GOAL OF THE EXERCISE — In your copy, include every line of the listing below exactly but none of the pictures.

EXTRACTED DATA —
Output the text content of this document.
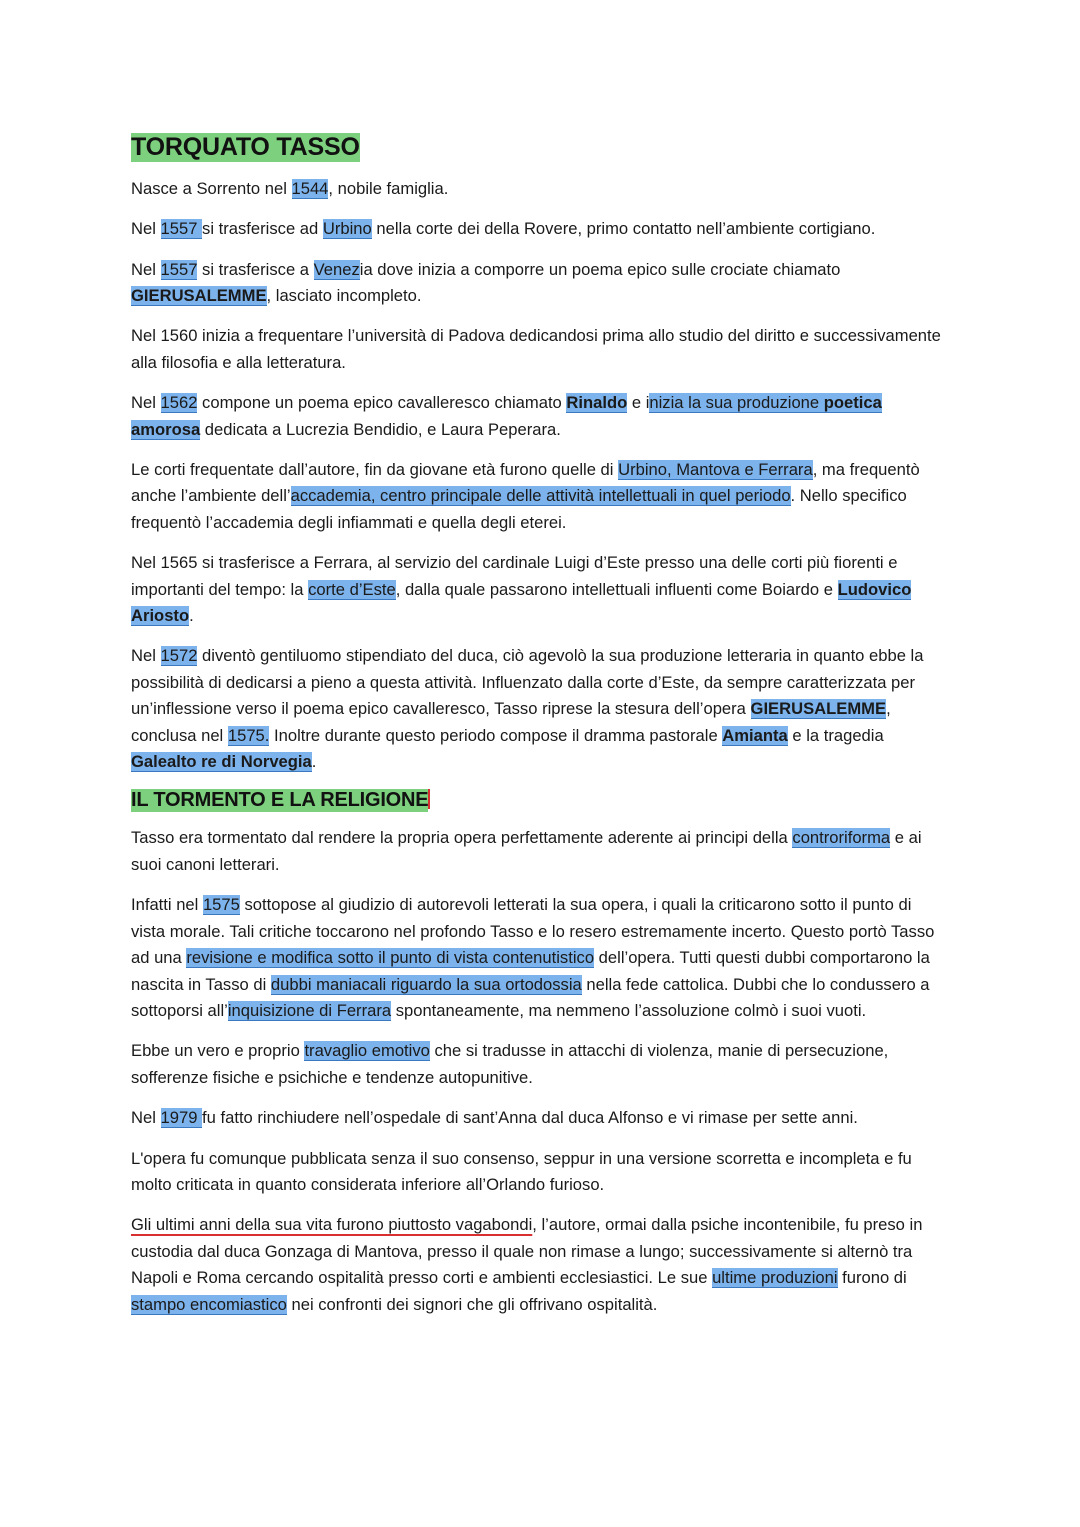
TORQUATO TASSO

Nasce a Sorrento nel 1544, nobile famiglia.

Nel 1557 si trasferisce ad Urbino nella corte dei della Rovere, primo contatto nell’ambiente cortigiano.

Nel 1557 si trasferisce a Venezia dove inizia a comporre un poema epico sulle crociate chiamato GIERUSALEMME, lasciato incompleto.

Nel 1560 inizia a frequentare l’università di Padova dedicandosi prima allo studio del diritto e successivamente alla filosofia e alla letteratura.

Nel 1562 compone un poema epico cavalleresco chiamato Rinaldo e inizia la sua produzione poetica amorosa dedicata a Lucrezia Bendidio, e Laura Peperara.

Le corti frequentate dall’autore, fin da giovane età furono quelle di Urbino, Mantova e Ferrara, ma frequentò anche l’ambiente dell’accademia, centro principale delle attività intellettuali in quel periodo. Nello specifico frequentò l’accademia degli infiammati e quella degli eterei.

Nel 1565 si trasferisce a Ferrara, al servizio del cardinale Luigi d’Este presso una delle corti più fiorenti e importanti del tempo: la corte d’Este, dalla quale passarono intellettuali influenti come Boiardo e Ludovico Ariosto.

Nel 1572 diventò gentiluomo stipendiato del duca, ciò agevolò la sua produzione letteraria in quanto ebbe la possibilità di dedicarsi a pieno a questa attività. Influenzato dalla corte d’Este, da sempre caratterizzata per un’inflessione verso il poema epico cavalleresco, Tasso riprese la stesura dell’opera GIERUSALEMME, conclusa nel 1575. Inoltre durante questo periodo compose il dramma pastorale Amianta e la tragedia Galealto re di Norvegia.

IL TORMENTO E LA RELIGIONE

Tasso era tormentato dal rendere la propria opera perfettamente aderente ai principi della controriforma e ai suoi canoni letterari.

Infatti nel 1575 sottopose al giudizio di autorevoli letterati la sua opera, i quali la criticarono sotto il punto di vista morale. Tali critiche toccarono nel profondo Tasso e lo resero estremamente incerto. Questo portò Tasso ad una revisione e modifica sotto il punto di vista contenutistico dell’opera. Tutti questi dubbi comportarono la nascita in Tasso di dubbi maniacali riguardo la sua ortodossia nella fede cattolica. Dubbi che lo condussero a sottoporsi all’inquisizione di Ferrara spontaneamente, ma nemmeno l’assoluzione colmò i suoi vuoti.

Ebbe un vero e proprio travaglio emotivo che si tradusse in attacchi di violenza, manie di persecuzione, sofferenze fisiche e psichiche e tendenze autopunitive.

Nel 1979 fu fatto rinchiudere nell’ospedale di sant’Anna dal duca Alfonso e vi rimase per sette anni.

L'opera fu comunque pubblicata senza il suo consenso, seppur in una versione scorretta e incompleta e fu molto criticata in quanto considerata inferiore all’Orlando furioso.

Gli ultimi anni della sua vita furono piuttosto vagabondi, l’autore, ormai dalla psiche incontenibile, fu preso in custodia dal duca Gonzaga di Mantova, presso il quale non rimase a lungo; successivamente si alternò tra Napoli e Roma cercando ospitalità presso corti e ambienti ecclesiastici. Le sue ultime produzioni furono di stampo encomiastico nei confronti dei signori che gli offrivano ospitalità.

REPLY TO THE TASK —
Output the text content of this document.
TORQUATO TASSO

Nasce a Sorrento nel 1544, nobile famiglia.

Nel 1557 si trasferisce ad Urbino nella corte dei della Rovere, primo contatto nell’ambiente cortigiano.

Nel 1557 si trasferisce a Venezia dove inizia a comporre un poema epico sulle crociate chiamato GIERUSALEMME, lasciato incompleto.

Nel 1560 inizia a frequentare l’università di Padova dedicandosi prima allo studio del diritto e successivamente alla filosofia e alla letteratura.

Nel 1562 compone un poema epico cavalleresco chiamato Rinaldo e inizia la sua produzione poetica amorosa dedicata a Lucrezia Bendidio, e Laura Peperara.

Le corti frequentate dall’autore, fin da giovane età furono quelle di Urbino, Mantova e Ferrara, ma frequentò anche l’ambiente dell’accademia, centro principale delle attività intellettuali in quel periodo. Nello specifico frequentò l’accademia degli infiammati e quella degli eterei.

Nel 1565 si trasferisce a Ferrara, al servizio del cardinale Luigi d’Este presso una delle corti più fiorenti e importanti del tempo: la corte d’Este, dalla quale passarono intellettuali influenti come Boiardo e Ludovico Ariosto.

Nel 1572 diventò gentiluomo stipendiato del duca, ciò agevolò la sua produzione letteraria in quanto ebbe la possibilità di dedicarsi a pieno a questa attività. Influenzato dalla corte d’Este, da sempre caratterizzata per un’inflessione verso il poema epico cavalleresco, Tasso riprese la stesura dell’opera GIERUSALEMME, conclusa nel 1575. Inoltre durante questo periodo compose il dramma pastorale Amianta e la tragedia Galealto re di Norvegia.

IL TORMENTO E LA RELIGIONE

Tasso era tormentato dal rendere la propria opera perfettamente aderente ai principi della controriforma e ai suoi canoni letterari.

Infatti nel 1575 sottopose al giudizio di autorevoli letterati la sua opera, i quali la criticarono sotto il punto di vista morale. Tali critiche toccarono nel profondo Tasso e lo resero estremamente incerto. Questo portò Tasso ad una revisione e modifica sotto il punto di vista contenutistico dell’opera. Tutti questi dubbi comportarono la nascita in Tasso di dubbi maniacali riguardo la sua ortodossia nella fede cattolica. Dubbi che lo condussero a sottoporsi all’inquisizione di Ferrara spontaneamente, ma nemmeno l’assoluzione colmò i suoi vuoti.

Ebbe un vero e proprio travaglio emotivo che si tradusse in attacchi di violenza, manie di persecuzione, sofferenze fisiche e psichiche e tendenze autopunitive.

Nel 1979 fu fatto rinchiudere nell’ospedale di sant’Anna dal duca Alfonso e vi rimase per sette anni.

L'opera fu comunque pubblicata senza il suo consenso, seppur in una versione scorretta e incompleta e fu molto criticata in quanto considerata inferiore all’Orlando furioso.

Gli ultimi anni della sua vita furono piuttosto vagabondi, l’autore, ormai dalla psiche incontenibile, fu preso in custodia dal duca Gonzaga di Mantova, presso il quale non rimase a lungo; successivamente si alternò tra Napoli e Roma cercando ospitalità presso corti e ambienti ecclesiastici. Le sue ultime produzioni furono di stampo encomiastico nei confronti dei signori che gli offrivano ospitalità.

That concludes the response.